Directive:
Note each line of the listing that contains the string "fill", and copy it.

Stored items

★ ★ ★

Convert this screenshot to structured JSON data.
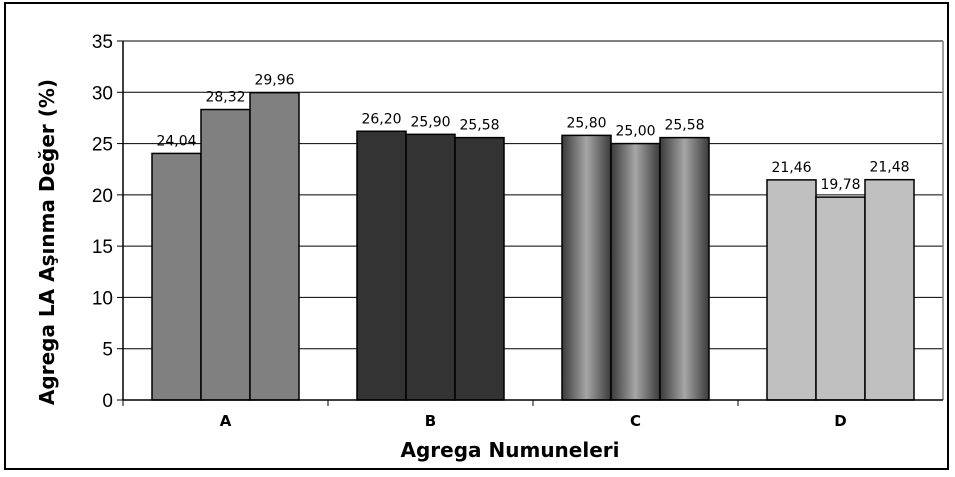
{
  "chart_data": {
    "type": "bar",
    "title": "",
    "xlabel": "Agrega Numuneleri",
    "ylabel": "Agrega LA Aşınma Değer (%)",
    "ylim": [
      0,
      35
    ],
    "yticks": [
      0,
      5,
      10,
      15,
      20,
      25,
      30,
      35
    ],
    "grid": true,
    "legend": "none",
    "categories": [
      "A",
      "B",
      "C",
      "D"
    ],
    "groups": [
      {
        "category": "A",
        "values": [
          24.04,
          28.32,
          29.96
        ],
        "labels": [
          "24,04",
          "28,32",
          "29,96"
        ],
        "fill": "#808080"
      },
      {
        "category": "B",
        "values": [
          26.2,
          25.9,
          25.58
        ],
        "labels": [
          "26,20",
          "25,90",
          "25,58"
        ],
        "fill": "#333333"
      },
      {
        "category": "C",
        "values": [
          25.8,
          25.0,
          25.58
        ],
        "labels": [
          "25,80",
          "25,00",
          "25,58"
        ],
        "fill": "gradient-gray"
      },
      {
        "category": "D",
        "values": [
          21.46,
          19.78,
          21.48
        ],
        "labels": [
          "21,46",
          "19,78",
          "21,48"
        ],
        "fill": "#c0c0c0"
      }
    ]
  }
}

★ ★ ★

Task output:
        "fill": "#808080"
        "fill": "#333333"
        "fill": "gradient-gray"
        "fill": "#c0c0c0"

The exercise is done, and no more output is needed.